Do this:
Every line below that mentions the word "doch" should be copied out.

Dataset excerpts:
- - -
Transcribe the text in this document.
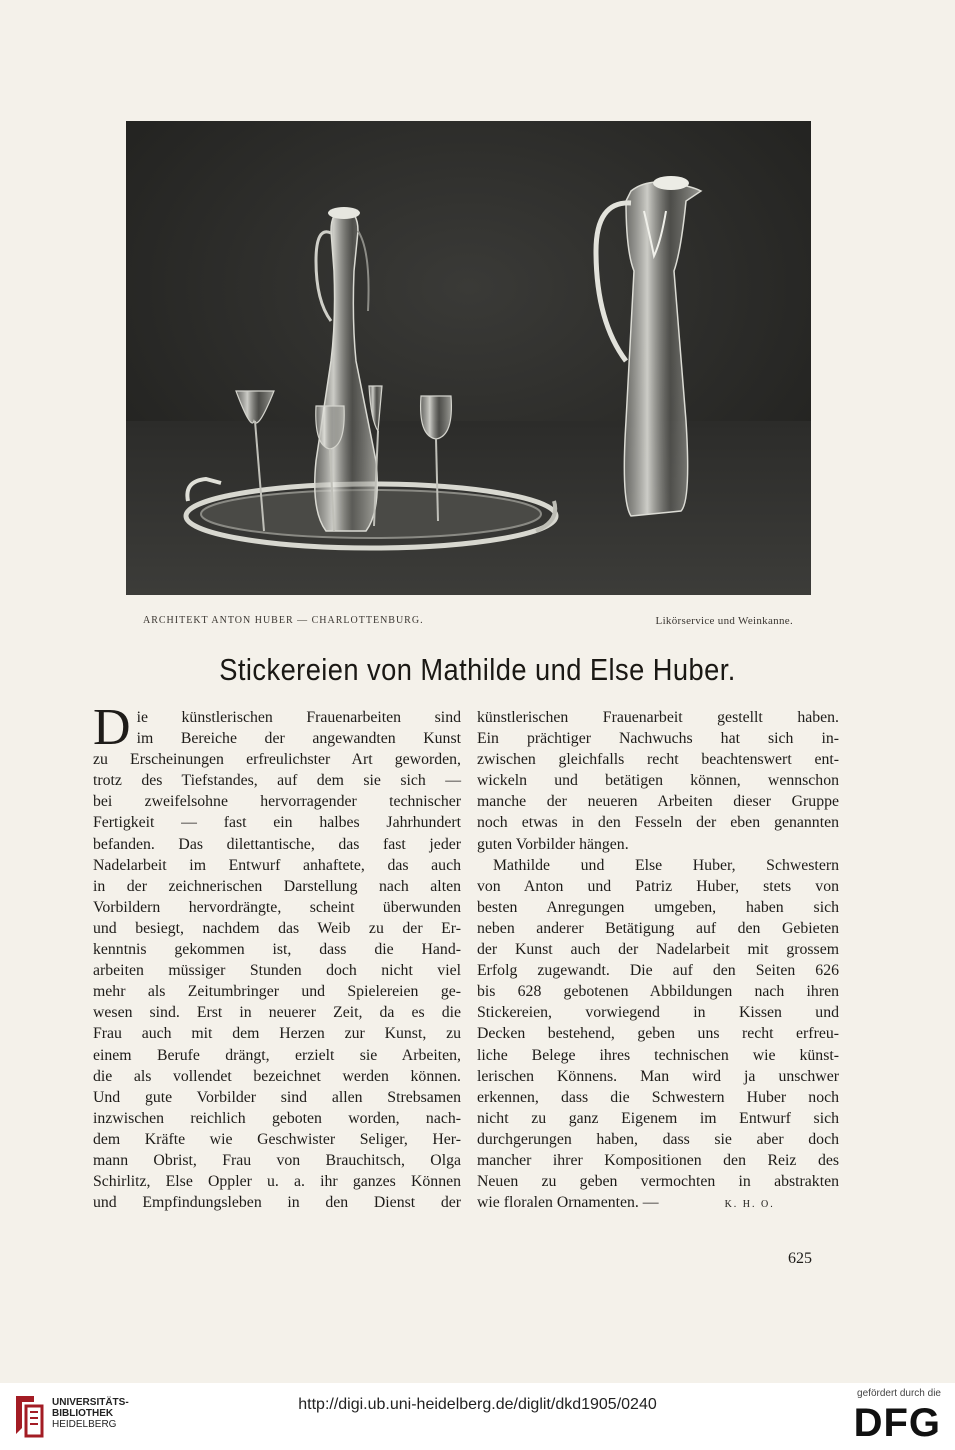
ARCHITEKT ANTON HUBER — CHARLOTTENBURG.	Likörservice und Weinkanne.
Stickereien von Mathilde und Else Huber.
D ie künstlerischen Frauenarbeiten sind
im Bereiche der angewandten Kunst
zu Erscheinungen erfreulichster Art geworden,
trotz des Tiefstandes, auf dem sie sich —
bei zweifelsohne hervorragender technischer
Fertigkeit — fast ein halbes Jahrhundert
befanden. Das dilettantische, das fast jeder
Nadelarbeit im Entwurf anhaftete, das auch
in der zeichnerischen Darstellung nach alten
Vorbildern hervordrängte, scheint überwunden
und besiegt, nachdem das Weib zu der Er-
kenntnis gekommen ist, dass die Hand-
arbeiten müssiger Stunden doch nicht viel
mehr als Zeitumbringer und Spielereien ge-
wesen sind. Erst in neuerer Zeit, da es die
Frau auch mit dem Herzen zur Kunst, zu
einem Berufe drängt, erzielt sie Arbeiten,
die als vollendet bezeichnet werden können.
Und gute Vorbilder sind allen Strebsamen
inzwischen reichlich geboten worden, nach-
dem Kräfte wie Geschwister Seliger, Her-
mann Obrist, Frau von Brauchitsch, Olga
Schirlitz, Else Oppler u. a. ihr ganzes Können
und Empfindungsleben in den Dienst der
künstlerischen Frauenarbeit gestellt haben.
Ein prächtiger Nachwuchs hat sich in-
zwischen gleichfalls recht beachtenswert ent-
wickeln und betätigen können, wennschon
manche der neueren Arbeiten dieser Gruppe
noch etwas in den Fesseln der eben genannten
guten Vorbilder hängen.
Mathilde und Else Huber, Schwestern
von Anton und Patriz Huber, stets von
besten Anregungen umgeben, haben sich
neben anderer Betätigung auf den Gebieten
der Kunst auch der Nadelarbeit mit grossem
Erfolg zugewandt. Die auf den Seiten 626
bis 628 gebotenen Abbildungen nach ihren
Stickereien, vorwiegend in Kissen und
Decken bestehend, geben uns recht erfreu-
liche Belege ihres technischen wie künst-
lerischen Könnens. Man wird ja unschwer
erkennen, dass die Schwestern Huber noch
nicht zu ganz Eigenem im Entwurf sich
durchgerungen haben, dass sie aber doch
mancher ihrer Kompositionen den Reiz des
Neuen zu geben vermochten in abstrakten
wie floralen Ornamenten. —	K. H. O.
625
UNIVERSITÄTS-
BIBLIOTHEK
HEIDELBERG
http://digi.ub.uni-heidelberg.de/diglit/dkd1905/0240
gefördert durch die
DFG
- - -
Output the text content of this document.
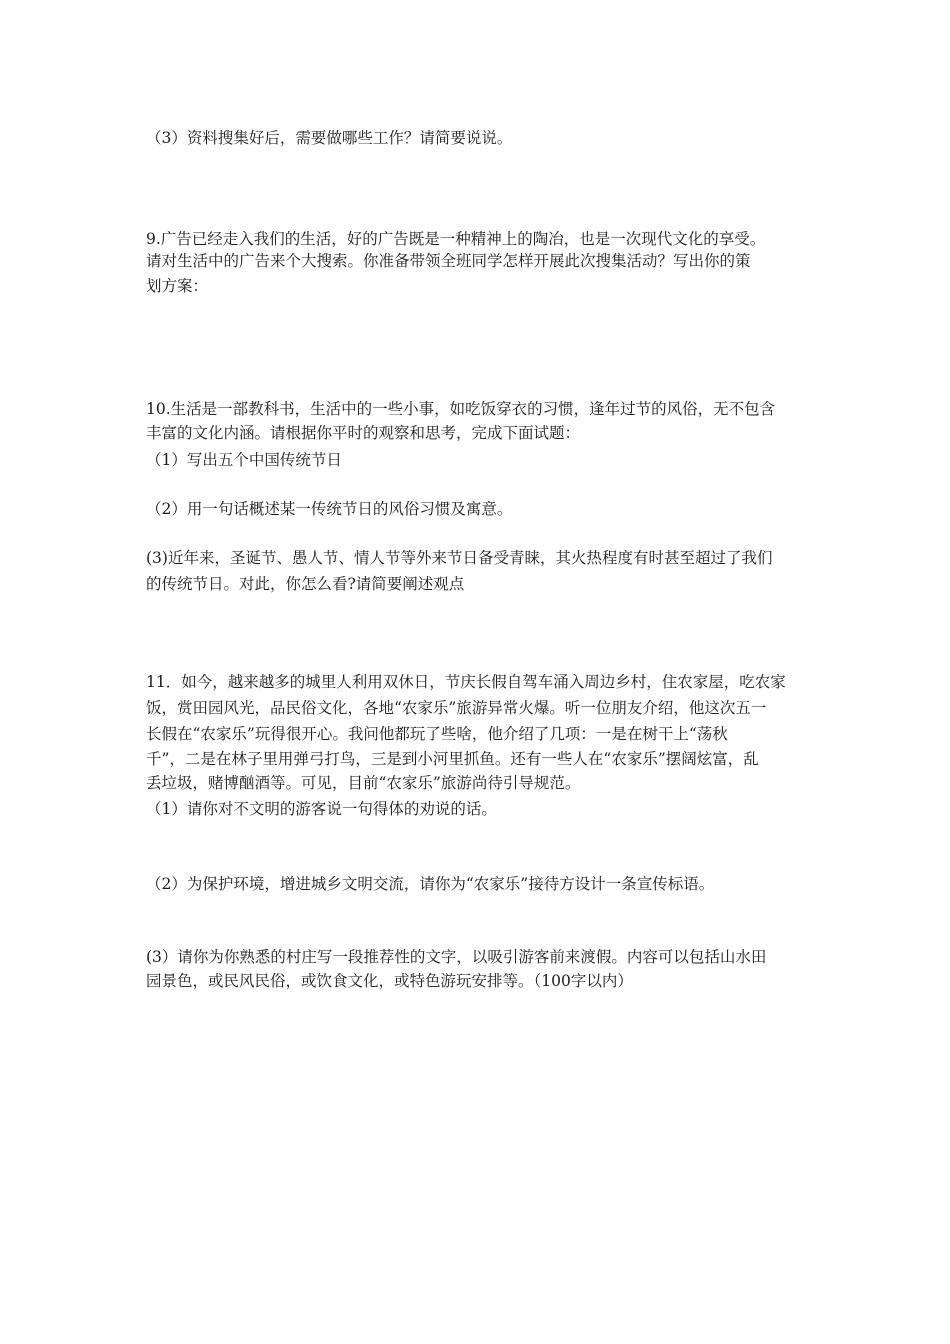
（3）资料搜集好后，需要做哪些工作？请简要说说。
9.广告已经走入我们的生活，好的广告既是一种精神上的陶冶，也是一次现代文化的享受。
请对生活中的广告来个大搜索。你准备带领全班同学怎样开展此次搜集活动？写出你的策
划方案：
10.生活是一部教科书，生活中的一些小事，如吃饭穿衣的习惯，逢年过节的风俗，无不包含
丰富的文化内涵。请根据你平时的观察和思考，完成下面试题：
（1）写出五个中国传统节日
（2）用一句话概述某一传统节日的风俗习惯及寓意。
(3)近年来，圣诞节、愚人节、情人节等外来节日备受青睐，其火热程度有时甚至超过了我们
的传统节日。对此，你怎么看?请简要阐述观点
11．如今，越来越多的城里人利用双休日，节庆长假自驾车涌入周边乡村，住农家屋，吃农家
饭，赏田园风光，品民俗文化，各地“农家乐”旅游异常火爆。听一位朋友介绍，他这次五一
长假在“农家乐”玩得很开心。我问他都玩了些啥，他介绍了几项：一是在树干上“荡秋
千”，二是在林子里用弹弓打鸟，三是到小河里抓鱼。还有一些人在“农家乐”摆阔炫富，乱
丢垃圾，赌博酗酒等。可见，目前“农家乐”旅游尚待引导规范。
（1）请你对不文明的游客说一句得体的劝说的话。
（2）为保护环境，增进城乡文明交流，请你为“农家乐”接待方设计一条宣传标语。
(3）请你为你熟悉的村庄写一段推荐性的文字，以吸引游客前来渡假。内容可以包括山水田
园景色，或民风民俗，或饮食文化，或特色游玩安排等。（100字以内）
- - -
Reply to the exercise:
arbeiten müssiger Stunden doch nicht viel
durchgerungen haben, dass sie aber doch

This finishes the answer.